*YOUR INSTRUCTIONS:*
Each line that holds the word "recording" counts once; report how many lines do so and nothing else.

Data items
——
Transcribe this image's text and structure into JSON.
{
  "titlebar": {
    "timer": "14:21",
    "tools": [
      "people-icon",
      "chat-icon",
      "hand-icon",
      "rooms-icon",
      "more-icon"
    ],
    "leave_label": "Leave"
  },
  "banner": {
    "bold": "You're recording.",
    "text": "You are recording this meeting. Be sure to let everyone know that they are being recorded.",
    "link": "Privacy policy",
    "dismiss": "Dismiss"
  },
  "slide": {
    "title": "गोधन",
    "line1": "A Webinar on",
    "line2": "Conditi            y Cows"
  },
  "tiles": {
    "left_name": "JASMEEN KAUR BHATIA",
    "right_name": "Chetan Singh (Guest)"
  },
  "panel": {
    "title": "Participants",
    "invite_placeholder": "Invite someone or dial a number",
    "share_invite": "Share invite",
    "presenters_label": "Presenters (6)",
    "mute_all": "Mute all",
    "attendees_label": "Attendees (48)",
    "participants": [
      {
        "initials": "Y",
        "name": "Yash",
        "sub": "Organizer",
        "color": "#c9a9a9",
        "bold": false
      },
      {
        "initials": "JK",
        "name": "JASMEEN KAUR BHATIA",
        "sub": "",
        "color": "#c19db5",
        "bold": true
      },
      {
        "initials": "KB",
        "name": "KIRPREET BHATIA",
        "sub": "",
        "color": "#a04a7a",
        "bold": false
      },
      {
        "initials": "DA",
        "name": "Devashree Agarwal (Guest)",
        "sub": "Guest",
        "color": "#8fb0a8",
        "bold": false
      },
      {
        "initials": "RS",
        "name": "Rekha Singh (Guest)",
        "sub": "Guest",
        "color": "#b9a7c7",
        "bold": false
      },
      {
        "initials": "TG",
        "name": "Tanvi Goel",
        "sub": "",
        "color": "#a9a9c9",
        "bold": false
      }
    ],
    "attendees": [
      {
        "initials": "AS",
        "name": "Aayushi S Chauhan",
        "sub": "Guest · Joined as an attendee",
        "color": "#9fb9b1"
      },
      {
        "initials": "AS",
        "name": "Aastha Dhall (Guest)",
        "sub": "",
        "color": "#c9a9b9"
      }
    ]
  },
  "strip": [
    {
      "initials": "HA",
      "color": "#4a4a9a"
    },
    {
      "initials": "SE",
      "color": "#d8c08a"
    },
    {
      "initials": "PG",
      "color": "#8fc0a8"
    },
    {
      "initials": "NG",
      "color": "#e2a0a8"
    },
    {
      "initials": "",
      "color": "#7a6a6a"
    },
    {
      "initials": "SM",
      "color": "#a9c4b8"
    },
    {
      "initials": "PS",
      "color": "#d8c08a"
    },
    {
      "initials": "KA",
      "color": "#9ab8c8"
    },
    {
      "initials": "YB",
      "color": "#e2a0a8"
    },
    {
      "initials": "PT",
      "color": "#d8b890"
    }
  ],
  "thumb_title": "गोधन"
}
——
*RESPONSE TO THIS TASK:*
2